Problem description. From the records below, give the number of lines that contain the string "start", without any other text.

[BEGIN]

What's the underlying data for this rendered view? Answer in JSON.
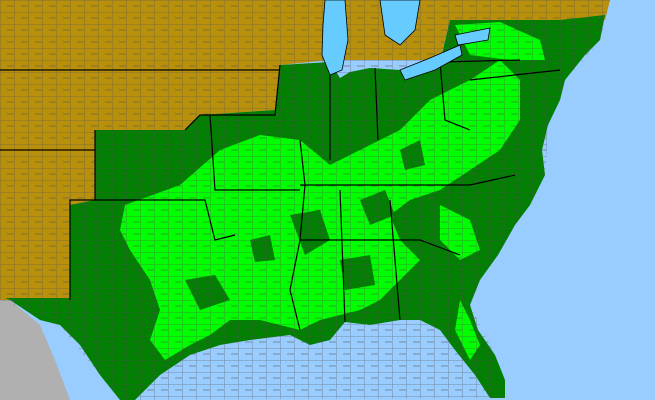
{
  "map": {
    "colors": {
      "water": "#99ccff",
      "not_present": "#b8900b",
      "present": "#007f00",
      "present_highlight": "#00ff00",
      "outside_area": "#b0b0b0",
      "county_border": "#555555",
      "state_border": "#000000"
    },
    "legend": []
  }
}
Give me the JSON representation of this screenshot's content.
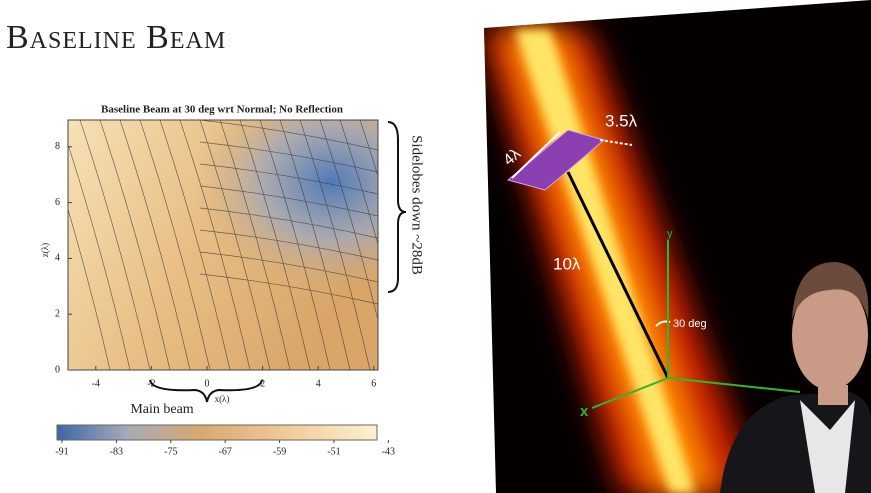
{
  "slide": {
    "title": "Baseline Beam"
  },
  "plot": {
    "title": "Baseline Beam at 30 deg wrt Normal; No Reflection",
    "x_label": "x(λ)",
    "y_label": "z(λ)",
    "xticks": [
      -4,
      -2,
      0,
      2,
      4,
      6
    ],
    "yticks": [
      0,
      2,
      4,
      6,
      8
    ],
    "colorbar_ticks": [
      -91,
      -83,
      -75,
      -67,
      -59,
      -51,
      -43
    ]
  },
  "annotations": {
    "main_beam": "Main beam",
    "sidelobes": "Sidelobes down ~28dB"
  },
  "figure": {
    "width_label": "3.5λ",
    "height_label": "4λ",
    "distance_label": "10λ",
    "angle_label": "30 deg",
    "axis_y": "y",
    "axis_x": "x"
  }
}
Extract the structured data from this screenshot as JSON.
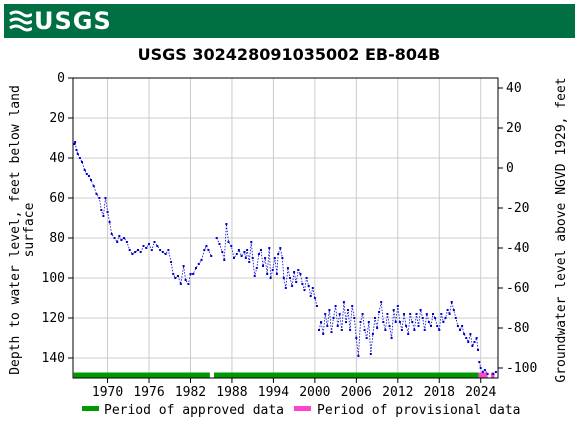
{
  "header": {
    "logo_text": "USGS",
    "bg_color": "#006f41",
    "logo_icon": "usgs-wave-icon"
  },
  "chart_data": {
    "type": "scatter",
    "title": "USGS 302428091035002 EB-804B",
    "ylabel_left": "Depth to water level, feet below land surface",
    "ylabel_right": "Groundwater level above NGVD 1929, feet",
    "x_ticks": [
      "1970",
      "1976",
      "1982",
      "1988",
      "1994",
      "2000",
      "2006",
      "2012",
      "2018",
      "2024"
    ],
    "y_left_ticks": [
      "0",
      "20",
      "40",
      "60",
      "80",
      "100",
      "120",
      "140"
    ],
    "y_right_ticks": [
      "40",
      "20",
      "0",
      "-20",
      "-40",
      "-60",
      "-80",
      "-100"
    ],
    "xlim": [
      1965.0,
      2026.5
    ],
    "ylim_left": [
      0,
      150
    ],
    "ylim_right": [
      45,
      -105
    ],
    "grid": true,
    "series_color": "#0000cc",
    "legend": [
      {
        "label": "Period of approved data",
        "color": "#009900"
      },
      {
        "label": "Period of provisional data",
        "color": "#ff44cc"
      }
    ],
    "periods": [
      {
        "status": "approved",
        "start": 1965.1,
        "end": 1984.8
      },
      {
        "status": "approved",
        "start": 1985.4,
        "end": 2023.7
      },
      {
        "status": "provisional",
        "start": 2023.7,
        "end": 2025.0
      },
      {
        "status": "provisional",
        "start": 2025.5,
        "end": 2026.0
      }
    ],
    "segments": [
      [
        [
          1965.2,
          33
        ],
        [
          1965.3,
          32
        ],
        [
          1965.5,
          36
        ],
        [
          1965.7,
          38
        ],
        [
          1966.0,
          40
        ],
        [
          1966.3,
          42
        ],
        [
          1966.7,
          46
        ],
        [
          1967.0,
          48
        ],
        [
          1967.3,
          49
        ],
        [
          1967.6,
          51
        ],
        [
          1968.0,
          54
        ],
        [
          1968.4,
          58
        ],
        [
          1968.8,
          60
        ],
        [
          1969.1,
          66
        ],
        [
          1969.4,
          69
        ],
        [
          1969.7,
          60
        ],
        [
          1970.0,
          67
        ],
        [
          1970.3,
          72
        ],
        [
          1970.6,
          78
        ],
        [
          1971.0,
          80
        ],
        [
          1971.4,
          82
        ],
        [
          1971.7,
          79
        ],
        [
          1972.0,
          81
        ],
        [
          1972.4,
          80
        ],
        [
          1972.8,
          82
        ],
        [
          1973.2,
          86
        ],
        [
          1973.6,
          88
        ],
        [
          1974.0,
          87
        ],
        [
          1974.4,
          86
        ],
        [
          1974.8,
          87
        ],
        [
          1975.2,
          84
        ],
        [
          1975.6,
          85
        ],
        [
          1976.0,
          83
        ],
        [
          1976.4,
          86
        ],
        [
          1976.8,
          82
        ],
        [
          1977.2,
          84
        ],
        [
          1977.6,
          86
        ],
        [
          1978.0,
          87
        ],
        [
          1978.4,
          88
        ],
        [
          1978.8,
          86
        ],
        [
          1979.2,
          92
        ],
        [
          1979.5,
          98
        ],
        [
          1979.8,
          100
        ],
        [
          1980.2,
          99
        ],
        [
          1980.6,
          103
        ],
        [
          1981.0,
          94
        ],
        [
          1981.3,
          101
        ],
        [
          1981.7,
          103
        ],
        [
          1982.0,
          98
        ],
        [
          1982.4,
          98
        ],
        [
          1982.8,
          95
        ],
        [
          1983.2,
          93
        ],
        [
          1983.6,
          91
        ],
        [
          1984.0,
          86
        ],
        [
          1984.3,
          84
        ],
        [
          1984.6,
          86
        ],
        [
          1985.0,
          89
        ]
      ],
      [
        [
          1985.8,
          80
        ],
        [
          1986.2,
          83
        ],
        [
          1986.6,
          87
        ],
        [
          1986.9,
          91
        ],
        [
          1987.2,
          73
        ],
        [
          1987.5,
          82
        ],
        [
          1987.9,
          84
        ],
        [
          1988.3,
          90
        ],
        [
          1988.7,
          88
        ],
        [
          1989.0,
          86
        ],
        [
          1989.4,
          89
        ],
        [
          1989.8,
          87
        ],
        [
          1990.0,
          90
        ],
        [
          1990.2,
          86
        ],
        [
          1990.5,
          92
        ],
        [
          1990.8,
          82
        ],
        [
          1991.0,
          90
        ],
        [
          1991.3,
          99
        ],
        [
          1991.6,
          95
        ],
        [
          1991.9,
          88
        ],
        [
          1992.2,
          86
        ],
        [
          1992.5,
          94
        ],
        [
          1992.8,
          90
        ],
        [
          1993.1,
          98
        ],
        [
          1993.4,
          85
        ],
        [
          1993.6,
          100
        ],
        [
          1993.9,
          96
        ],
        [
          1994.2,
          90
        ],
        [
          1994.5,
          98
        ],
        [
          1994.7,
          88
        ],
        [
          1995.0,
          85
        ],
        [
          1995.3,
          90
        ],
        [
          1995.5,
          100
        ],
        [
          1995.8,
          105
        ],
        [
          1996.1,
          95
        ],
        [
          1996.4,
          100
        ],
        [
          1996.7,
          104
        ],
        [
          1997.0,
          97
        ],
        [
          1997.3,
          102
        ],
        [
          1997.6,
          96
        ],
        [
          1997.9,
          98
        ],
        [
          1998.2,
          103
        ],
        [
          1998.5,
          106
        ],
        [
          1998.8,
          100
        ],
        [
          1999.1,
          104
        ],
        [
          1999.4,
          109
        ],
        [
          1999.7,
          105
        ],
        [
          2000.0,
          110
        ],
        [
          2000.3,
          114
        ]
      ],
      [
        [
          2000.6,
          126
        ],
        [
          2000.9,
          122
        ],
        [
          2001.2,
          128
        ],
        [
          2001.5,
          118
        ],
        [
          2001.8,
          124
        ],
        [
          2002.1,
          116
        ],
        [
          2002.4,
          127
        ],
        [
          2002.7,
          120
        ],
        [
          2003.0,
          114
        ],
        [
          2003.3,
          124
        ],
        [
          2003.6,
          118
        ],
        [
          2003.9,
          126
        ],
        [
          2004.2,
          112
        ],
        [
          2004.5,
          122
        ],
        [
          2004.8,
          116
        ],
        [
          2005.1,
          126
        ],
        [
          2005.4,
          114
        ],
        [
          2005.7,
          120
        ],
        [
          2006.0,
          130
        ],
        [
          2006.3,
          139
        ],
        [
          2006.6,
          122
        ],
        [
          2006.9,
          118
        ],
        [
          2007.2,
          126
        ],
        [
          2007.5,
          130
        ],
        [
          2007.8,
          122
        ],
        [
          2008.1,
          138
        ],
        [
          2008.4,
          128
        ],
        [
          2008.7,
          120
        ],
        [
          2009.0,
          125
        ],
        [
          2009.3,
          117
        ],
        [
          2009.6,
          112
        ],
        [
          2009.9,
          122
        ],
        [
          2010.2,
          126
        ],
        [
          2010.5,
          118
        ],
        [
          2010.8,
          124
        ],
        [
          2011.1,
          130
        ],
        [
          2011.4,
          116
        ],
        [
          2011.7,
          122
        ],
        [
          2012.0,
          114
        ],
        [
          2012.3,
          122
        ],
        [
          2012.6,
          126
        ],
        [
          2012.9,
          118
        ],
        [
          2013.2,
          124
        ],
        [
          2013.5,
          128
        ],
        [
          2013.8,
          118
        ],
        [
          2014.1,
          122
        ],
        [
          2014.4,
          126
        ],
        [
          2014.7,
          118
        ],
        [
          2015.0,
          124
        ],
        [
          2015.3,
          116
        ],
        [
          2015.6,
          120
        ],
        [
          2015.9,
          126
        ],
        [
          2016.2,
          118
        ],
        [
          2016.5,
          122
        ],
        [
          2016.8,
          124
        ],
        [
          2017.1,
          118
        ],
        [
          2017.4,
          120
        ],
        [
          2017.7,
          124
        ],
        [
          2018.0,
          126
        ],
        [
          2018.3,
          118
        ],
        [
          2018.6,
          122
        ],
        [
          2018.9,
          120
        ],
        [
          2019.2,
          116
        ],
        [
          2019.5,
          118
        ],
        [
          2019.8,
          112
        ],
        [
          2020.1,
          116
        ],
        [
          2020.4,
          120
        ],
        [
          2020.7,
          124
        ],
        [
          2021.0,
          126
        ],
        [
          2021.3,
          124
        ],
        [
          2021.6,
          128
        ],
        [
          2021.9,
          130
        ],
        [
          2022.2,
          132
        ],
        [
          2022.5,
          128
        ],
        [
          2022.8,
          134
        ],
        [
          2023.1,
          132
        ],
        [
          2023.4,
          130
        ],
        [
          2023.6,
          136
        ]
      ],
      [
        [
          2023.8,
          142
        ],
        [
          2024.0,
          145
        ],
        [
          2024.3,
          147
        ],
        [
          2024.6,
          146
        ],
        [
          2025.0,
          148
        ]
      ]
    ],
    "extra_points": [
      [
        2025.8,
        148
      ],
      [
        2026.2,
        147
      ]
    ]
  }
}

[END]

Answer to the task. 4